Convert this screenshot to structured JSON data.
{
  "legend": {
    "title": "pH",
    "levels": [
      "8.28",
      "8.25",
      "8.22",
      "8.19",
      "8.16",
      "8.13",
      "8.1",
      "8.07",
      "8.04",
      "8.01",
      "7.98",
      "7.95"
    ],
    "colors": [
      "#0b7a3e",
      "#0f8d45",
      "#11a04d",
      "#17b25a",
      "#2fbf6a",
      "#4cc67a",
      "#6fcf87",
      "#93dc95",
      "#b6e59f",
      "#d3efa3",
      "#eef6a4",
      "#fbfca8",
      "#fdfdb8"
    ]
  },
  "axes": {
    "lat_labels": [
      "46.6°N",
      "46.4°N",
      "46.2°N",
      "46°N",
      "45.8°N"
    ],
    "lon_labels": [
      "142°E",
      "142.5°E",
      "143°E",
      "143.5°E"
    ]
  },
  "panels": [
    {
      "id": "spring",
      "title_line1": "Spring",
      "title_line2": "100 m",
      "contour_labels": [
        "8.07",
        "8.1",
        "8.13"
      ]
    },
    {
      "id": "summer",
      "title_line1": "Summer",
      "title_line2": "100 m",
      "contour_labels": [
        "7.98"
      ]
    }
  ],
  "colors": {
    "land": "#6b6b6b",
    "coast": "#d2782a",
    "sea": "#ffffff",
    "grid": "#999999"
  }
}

----------

→ INSTRUCTIONS FOR THE TASK
Would you restate each of the entries word for word?

→ RESULT OF THIS EXERCISE
Convert this screenshot to structured JSON data.
{
  "legend": {
    "title": "pH",
    "levels": [
      "8.28",
      "8.25",
      "8.22",
      "8.19",
      "8.16",
      "8.13",
      "8.1",
      "8.07",
      "8.04",
      "8.01",
      "7.98",
      "7.95"
    ],
    "colors": [
      "#0b7a3e",
      "#0f8d45",
      "#11a04d",
      "#17b25a",
      "#2fbf6a",
      "#4cc67a",
      "#6fcf87",
      "#93dc95",
      "#b6e59f",
      "#d3efa3",
      "#eef6a4",
      "#fbfca8",
      "#fdfdb8"
    ]
  },
  "axes": {
    "lat_labels": [
      "46.6°N",
      "46.4°N",
      "46.2°N",
      "46°N",
      "45.8°N"
    ],
    "lon_labels": [
      "142°E",
      "142.5°E",
      "143°E",
      "143.5°E"
    ]
  },
  "panels": [
    {
      "id": "spring",
      "title_line1": "Spring",
      "title_line2": "100 m",
      "contour_labels": [
        "8.07",
        "8.1",
        "8.13"
      ]
    },
    {
      "id": "summer",
      "title_line1": "Summer",
      "title_line2": "100 m",
      "contour_labels": [
        "7.98"
      ]
    }
  ],
  "colors": {
    "land": "#6b6b6b",
    "coast": "#d2782a",
    "sea": "#ffffff",
    "grid": "#999999"
  }
}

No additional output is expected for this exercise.